** start of MATERIAL FOR THE TASK **

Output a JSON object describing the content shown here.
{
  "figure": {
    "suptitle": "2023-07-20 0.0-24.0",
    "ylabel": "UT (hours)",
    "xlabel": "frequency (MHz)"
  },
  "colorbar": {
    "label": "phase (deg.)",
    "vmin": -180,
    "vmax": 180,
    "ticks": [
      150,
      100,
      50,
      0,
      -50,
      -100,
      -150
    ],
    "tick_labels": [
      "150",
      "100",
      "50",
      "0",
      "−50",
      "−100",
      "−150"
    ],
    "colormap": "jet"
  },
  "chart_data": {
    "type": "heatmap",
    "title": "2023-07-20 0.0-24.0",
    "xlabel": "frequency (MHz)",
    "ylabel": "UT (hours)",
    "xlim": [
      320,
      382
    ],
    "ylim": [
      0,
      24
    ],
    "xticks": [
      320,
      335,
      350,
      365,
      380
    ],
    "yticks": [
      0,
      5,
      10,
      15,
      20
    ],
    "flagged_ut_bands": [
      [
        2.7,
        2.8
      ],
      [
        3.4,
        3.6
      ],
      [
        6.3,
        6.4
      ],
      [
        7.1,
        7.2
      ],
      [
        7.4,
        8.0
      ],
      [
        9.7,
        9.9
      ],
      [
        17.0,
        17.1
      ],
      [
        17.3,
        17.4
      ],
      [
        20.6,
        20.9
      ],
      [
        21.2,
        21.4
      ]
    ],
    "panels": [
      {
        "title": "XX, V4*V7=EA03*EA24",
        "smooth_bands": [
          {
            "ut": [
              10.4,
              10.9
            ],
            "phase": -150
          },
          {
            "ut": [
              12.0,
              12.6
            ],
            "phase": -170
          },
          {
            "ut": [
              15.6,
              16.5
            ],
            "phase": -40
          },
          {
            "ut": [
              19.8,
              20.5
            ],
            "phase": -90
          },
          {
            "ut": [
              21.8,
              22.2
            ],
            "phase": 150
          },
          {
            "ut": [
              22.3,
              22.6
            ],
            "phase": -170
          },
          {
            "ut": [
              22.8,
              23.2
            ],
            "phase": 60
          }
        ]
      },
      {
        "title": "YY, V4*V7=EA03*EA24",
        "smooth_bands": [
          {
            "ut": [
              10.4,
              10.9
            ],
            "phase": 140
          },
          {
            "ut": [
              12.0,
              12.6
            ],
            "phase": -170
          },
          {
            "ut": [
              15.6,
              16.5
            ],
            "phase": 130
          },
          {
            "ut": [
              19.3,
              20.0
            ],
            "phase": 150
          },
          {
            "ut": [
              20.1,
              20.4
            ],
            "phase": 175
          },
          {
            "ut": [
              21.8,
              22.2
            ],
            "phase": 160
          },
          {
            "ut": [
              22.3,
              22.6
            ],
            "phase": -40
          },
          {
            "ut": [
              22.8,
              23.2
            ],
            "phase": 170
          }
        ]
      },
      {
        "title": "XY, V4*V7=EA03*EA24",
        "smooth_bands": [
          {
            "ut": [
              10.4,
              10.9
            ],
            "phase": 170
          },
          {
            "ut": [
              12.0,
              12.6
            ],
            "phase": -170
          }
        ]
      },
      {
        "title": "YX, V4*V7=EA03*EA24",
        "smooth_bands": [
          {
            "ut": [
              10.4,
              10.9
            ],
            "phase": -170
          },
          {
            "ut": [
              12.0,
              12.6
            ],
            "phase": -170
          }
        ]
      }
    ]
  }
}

** end of MATERIAL FOR THE TASK **

» EXERCISE DESCRIPTION
From the data above, gather every line that includes the word "frequency".

» COMPLETE RESPONSE
    "xlabel": "frequency (MHz)"
    "xlabel": "frequency (MHz)",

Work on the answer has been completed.